**Short exercise:** Return the whole listing, keeping every character the same.

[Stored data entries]
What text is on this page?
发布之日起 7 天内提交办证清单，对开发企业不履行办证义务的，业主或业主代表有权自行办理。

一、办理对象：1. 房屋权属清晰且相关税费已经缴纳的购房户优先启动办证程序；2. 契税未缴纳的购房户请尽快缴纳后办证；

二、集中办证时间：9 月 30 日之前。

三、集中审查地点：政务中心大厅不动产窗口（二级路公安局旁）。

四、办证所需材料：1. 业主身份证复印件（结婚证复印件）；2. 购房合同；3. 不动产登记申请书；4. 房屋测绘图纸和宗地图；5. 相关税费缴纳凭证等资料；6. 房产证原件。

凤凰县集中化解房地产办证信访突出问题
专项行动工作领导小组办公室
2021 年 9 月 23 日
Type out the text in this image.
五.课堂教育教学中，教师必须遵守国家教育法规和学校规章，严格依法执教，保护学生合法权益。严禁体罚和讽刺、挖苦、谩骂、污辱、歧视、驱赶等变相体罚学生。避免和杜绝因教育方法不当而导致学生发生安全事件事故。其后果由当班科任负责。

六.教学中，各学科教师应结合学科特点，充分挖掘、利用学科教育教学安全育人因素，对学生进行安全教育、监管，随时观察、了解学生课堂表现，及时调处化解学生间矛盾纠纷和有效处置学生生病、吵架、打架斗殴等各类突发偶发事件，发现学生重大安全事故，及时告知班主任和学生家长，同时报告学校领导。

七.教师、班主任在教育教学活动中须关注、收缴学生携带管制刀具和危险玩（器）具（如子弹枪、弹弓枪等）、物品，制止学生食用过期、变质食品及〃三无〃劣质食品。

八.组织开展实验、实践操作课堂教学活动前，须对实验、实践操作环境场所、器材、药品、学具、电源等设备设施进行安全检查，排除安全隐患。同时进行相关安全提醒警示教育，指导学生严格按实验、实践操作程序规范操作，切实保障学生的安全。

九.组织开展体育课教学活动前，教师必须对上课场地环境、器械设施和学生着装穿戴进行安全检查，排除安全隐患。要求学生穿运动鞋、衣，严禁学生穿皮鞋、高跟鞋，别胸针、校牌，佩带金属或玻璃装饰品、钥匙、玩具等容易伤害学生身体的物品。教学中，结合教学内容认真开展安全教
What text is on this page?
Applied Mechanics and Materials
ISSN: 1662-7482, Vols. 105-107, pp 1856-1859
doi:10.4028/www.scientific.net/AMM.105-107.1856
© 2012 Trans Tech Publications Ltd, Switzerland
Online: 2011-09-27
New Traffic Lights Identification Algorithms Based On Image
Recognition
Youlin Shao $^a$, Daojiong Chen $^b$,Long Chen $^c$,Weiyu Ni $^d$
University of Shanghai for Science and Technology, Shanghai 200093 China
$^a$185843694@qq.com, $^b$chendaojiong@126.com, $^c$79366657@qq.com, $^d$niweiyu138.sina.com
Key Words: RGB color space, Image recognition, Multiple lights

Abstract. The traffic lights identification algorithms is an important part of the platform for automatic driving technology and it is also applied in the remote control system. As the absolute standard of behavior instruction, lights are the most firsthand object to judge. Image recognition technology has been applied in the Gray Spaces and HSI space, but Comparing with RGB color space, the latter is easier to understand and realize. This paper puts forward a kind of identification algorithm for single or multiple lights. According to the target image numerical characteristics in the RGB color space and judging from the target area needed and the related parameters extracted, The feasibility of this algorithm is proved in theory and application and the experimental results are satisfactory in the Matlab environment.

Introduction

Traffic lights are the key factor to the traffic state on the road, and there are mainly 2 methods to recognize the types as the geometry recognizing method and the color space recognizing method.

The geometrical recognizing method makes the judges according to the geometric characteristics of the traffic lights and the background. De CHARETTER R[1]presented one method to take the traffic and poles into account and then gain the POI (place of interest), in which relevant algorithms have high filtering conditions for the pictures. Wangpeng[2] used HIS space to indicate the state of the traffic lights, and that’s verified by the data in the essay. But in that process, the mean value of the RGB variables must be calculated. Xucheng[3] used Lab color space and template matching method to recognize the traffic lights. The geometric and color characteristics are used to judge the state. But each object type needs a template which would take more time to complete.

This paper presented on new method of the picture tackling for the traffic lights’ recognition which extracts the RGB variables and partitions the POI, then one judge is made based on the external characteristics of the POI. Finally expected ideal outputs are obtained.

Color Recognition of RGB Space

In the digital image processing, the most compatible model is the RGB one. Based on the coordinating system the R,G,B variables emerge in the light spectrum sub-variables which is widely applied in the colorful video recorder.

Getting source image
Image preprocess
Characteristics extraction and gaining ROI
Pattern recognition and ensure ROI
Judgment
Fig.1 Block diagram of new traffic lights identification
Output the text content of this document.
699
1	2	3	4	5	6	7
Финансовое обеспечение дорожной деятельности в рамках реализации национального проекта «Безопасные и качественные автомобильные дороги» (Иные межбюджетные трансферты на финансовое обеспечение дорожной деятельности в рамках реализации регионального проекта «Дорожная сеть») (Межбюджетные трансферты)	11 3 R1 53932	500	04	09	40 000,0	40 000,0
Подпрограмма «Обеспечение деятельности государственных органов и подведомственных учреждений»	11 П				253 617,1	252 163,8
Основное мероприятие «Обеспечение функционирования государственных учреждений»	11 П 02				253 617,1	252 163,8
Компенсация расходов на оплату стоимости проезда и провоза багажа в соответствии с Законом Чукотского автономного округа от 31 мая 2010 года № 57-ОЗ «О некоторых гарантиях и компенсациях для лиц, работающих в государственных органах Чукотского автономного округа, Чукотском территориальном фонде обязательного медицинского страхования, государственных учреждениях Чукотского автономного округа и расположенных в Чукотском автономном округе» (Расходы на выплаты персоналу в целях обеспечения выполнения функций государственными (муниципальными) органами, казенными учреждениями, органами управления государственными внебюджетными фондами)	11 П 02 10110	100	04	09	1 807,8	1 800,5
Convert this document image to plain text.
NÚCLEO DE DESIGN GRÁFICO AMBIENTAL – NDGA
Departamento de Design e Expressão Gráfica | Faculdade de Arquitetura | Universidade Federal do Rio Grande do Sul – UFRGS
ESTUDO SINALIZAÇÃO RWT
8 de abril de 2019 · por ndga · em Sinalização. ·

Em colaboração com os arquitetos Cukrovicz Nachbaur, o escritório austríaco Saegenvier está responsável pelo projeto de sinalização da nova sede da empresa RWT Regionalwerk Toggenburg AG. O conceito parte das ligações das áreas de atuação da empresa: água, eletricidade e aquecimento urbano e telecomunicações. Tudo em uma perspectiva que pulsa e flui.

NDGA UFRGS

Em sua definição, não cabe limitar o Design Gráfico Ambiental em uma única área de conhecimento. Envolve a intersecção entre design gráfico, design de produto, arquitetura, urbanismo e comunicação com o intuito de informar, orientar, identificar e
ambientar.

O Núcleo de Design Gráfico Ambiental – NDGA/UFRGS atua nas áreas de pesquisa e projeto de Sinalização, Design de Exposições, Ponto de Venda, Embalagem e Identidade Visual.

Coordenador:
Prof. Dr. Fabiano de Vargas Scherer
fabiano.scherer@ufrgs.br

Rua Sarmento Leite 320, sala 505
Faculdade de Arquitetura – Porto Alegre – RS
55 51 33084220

**Answer below:**
What text is on this page?
发布之日起 7 天内提交办证清单，对开发企业不履行办证义务的，业主或业主代表有权自行办理。

一、办理对象：1. 房屋权属清晰且相关税费已经缴纳的购房户优先启动办证程序；2. 契税未缴纳的购房户请尽快缴纳后办证；

二、集中办证时间：9 月 30 日之前。

三、集中审查地点：政务中心大厅不动产窗口（二级路公安局旁）。

四、办证所需材料：1. 业主身份证复印件（结婚证复印件）；2. 购房合同；3. 不动产登记申请书；4. 房屋测绘图纸和宗地图；5. 相关税费缴纳凭证等资料；6. 房产证原件。

凤凰县集中化解房地产办证信访突出问题
专项行动工作领导小组办公室
2021 年 9 月 23 日
Type out the text in this image.
五.课堂教育教学中，教师必须遵守国家教育法规和学校规章，严格依法执教，保护学生合法权益。严禁体罚和讽刺、挖苦、谩骂、污辱、歧视、驱赶等变相体罚学生。避免和杜绝因教育方法不当而导致学生发生安全事件事故。其后果由当班科任负责。

六.教学中，各学科教师应结合学科特点，充分挖掘、利用学科教育教学安全育人因素，对学生进行安全教育、监管，随时观察、了解学生课堂表现，及时调处化解学生间矛盾纠纷和有效处置学生生病、吵架、打架斗殴等各类突发偶发事件，发现学生重大安全事故，及时告知班主任和学生家长，同时报告学校领导。

七.教师、班主任在教育教学活动中须关注、收缴学生携带管制刀具和危险玩（器）具（如子弹枪、弹弓枪等）、物品，制止学生食用过期、变质食品及〃三无〃劣质食品。

八.组织开展实验、实践操作课堂教学活动前，须对实验、实践操作环境场所、器材、药品、学具、电源等设备设施进行安全检查，排除安全隐患。同时进行相关安全提醒警示教育，指导学生严格按实验、实践操作程序规范操作，切实保障学生的安全。

九.组织开展体育课教学活动前，教师必须对上课场地环境、器械设施和学生着装穿戴进行安全检查，排除安全隐患。要求学生穿运动鞋、衣，严禁学生穿皮鞋、高跟鞋，别胸针、校牌，佩带金属或玻璃装饰品、钥匙、玩具等容易伤害学生身体的物品。教学中，结合教学内容认真开展安全教
What text is on this page?
Applied Mechanics and Materials
ISSN: 1662-7482, Vols. 105-107, pp 1856-1859
doi:10.4028/www.scientific.net/AMM.105-107.1856
© 2012 Trans Tech Publications Ltd, Switzerland
Online: 2011-09-27
New Traffic Lights Identification Algorithms Based On Image
Recognition
Youlin Shao $^a$, Daojiong Chen $^b$,Long Chen $^c$,Weiyu Ni $^d$
University of Shanghai for Science and Technology, Shanghai 200093 China
$^a$185843694@qq.com, $^b$chendaojiong@126.com, $^c$79366657@qq.com, $^d$niweiyu138.sina.com
Key Words: RGB color space, Image recognition, Multiple lights

Abstract. The traffic lights identification algorithms is an important part of the platform for automatic driving technology and it is also applied in the remote control system. As the absolute standard of behavior instruction, lights are the most firsthand object to judge. Image recognition technology has been applied in the Gray Spaces and HSI space, but Comparing with RGB color space, the latter is easier to understand and realize. This paper puts forward a kind of identification algorithm for single or multiple lights. According to the target image numerical characteristics in the RGB color space and judging from the target area needed and the related parameters extracted, The feasibility of this algorithm is proved in theory and application and the experimental results are satisfactory in the Matlab environment.

Introduction

Traffic lights are the key factor to the traffic state on the road, and there are mainly 2 methods to recognize the types as the geometry recognizing method and the color space recognizing method.

The geometrical recognizing method makes the judges according to the geometric characteristics of the traffic lights and the background. De CHARETTER R[1]presented one method to take the traffic and poles into account and then gain the POI (place of interest), in which relevant algorithms have high filtering conditions for the pictures. Wangpeng[2] used HIS space to indicate the state of the traffic lights, and that’s verified by the data in the essay. But in that process, the mean value of the RGB variables must be calculated. Xucheng[3] used Lab color space and template matching method to recognize the traffic lights. The geometric and color characteristics are used to judge the state. But each object type needs a template which would take more time to complete.

This paper presented on new method of the picture tackling for the traffic lights’ recognition which extracts the RGB variables and partitions the POI, then one judge is made based on the external characteristics of the POI. Finally expected ideal outputs are obtained.

Color Recognition of RGB Space

In the digital image processing, the most compatible model is the RGB one. Based on the coordinating system the R,G,B variables emerge in the light spectrum sub-variables which is widely applied in the colorful video recorder.

Getting source image
Image preprocess
Characteristics extraction and gaining ROI
Pattern recognition and ensure ROI
Judgment
Fig.1 Block diagram of new traffic lights identification
Output the text content of this document.
699
1	2	3	4	5	6	7
Финансовое обеспечение дорожной деятельности в рамках реализации национального проекта «Безопасные и качественные автомобильные дороги» (Иные межбюджетные трансферты на финансовое обеспечение дорожной деятельности в рамках реализации регионального проекта «Дорожная сеть») (Межбюджетные трансферты)	11 3 R1 53932	500	04	09	40 000,0	40 000,0
Подпрограмма «Обеспечение деятельности государственных органов и подведомственных учреждений»	11 П				253 617,1	252 163,8
Основное мероприятие «Обеспечение функционирования государственных учреждений»	11 П 02				253 617,1	252 163,8
Компенсация расходов на оплату стоимости проезда и провоза багажа в соответствии с Законом Чукотского автономного округа от 31 мая 2010 года № 57-ОЗ «О некоторых гарантиях и компенсациях для лиц, работающих в государственных органах Чукотского автономного округа, Чукотском территориальном фонде обязательного медицинского страхования, государственных учреждениях Чукотского автономного округа и расположенных в Чукотском автономном округе» (Расходы на выплаты персоналу в целях обеспечения выполнения функций государственными (муниципальными) органами, казенными учреждениями, органами управления государственными внебюджетными фондами)	11 П 02 10110	100	04	09	1 807,8	1 800,5
Convert this document image to plain text.
NÚCLEO DE DESIGN GRÁFICO AMBIENTAL – NDGA
Departamento de Design e Expressão Gráfica | Faculdade de Arquitetura | Universidade Federal do Rio Grande do Sul – UFRGS
ESTUDO SINALIZAÇÃO RWT
8 de abril de 2019 · por ndga · em Sinalização. ·

Em colaboração com os arquitetos Cukrovicz Nachbaur, o escritório austríaco Saegenvier está responsável pelo projeto de sinalização da nova sede da empresa RWT Regionalwerk Toggenburg AG. O conceito parte das ligações das áreas de atuação da empresa: água, eletricidade e aquecimento urbano e telecomunicações. Tudo em uma perspectiva que pulsa e flui.

NDGA UFRGS

Em sua definição, não cabe limitar o Design Gráfico Ambiental em uma única área de conhecimento. Envolve a intersecção entre design gráfico, design de produto, arquitetura, urbanismo e comunicação com o intuito de informar, orientar, identificar e
ambientar.

O Núcleo de Design Gráfico Ambiental – NDGA/UFRGS atua nas áreas de pesquisa e projeto de Sinalização, Design de Exposições, Ponto de Venda, Embalagem e Identidade Visual.

Coordenador:
Prof. Dr. Fabiano de Vargas Scherer
fabiano.scherer@ufrgs.br

Rua Sarmento Leite 320, sala 505
Faculdade de Arquitetura – Porto Alegre – RS
55 51 33084220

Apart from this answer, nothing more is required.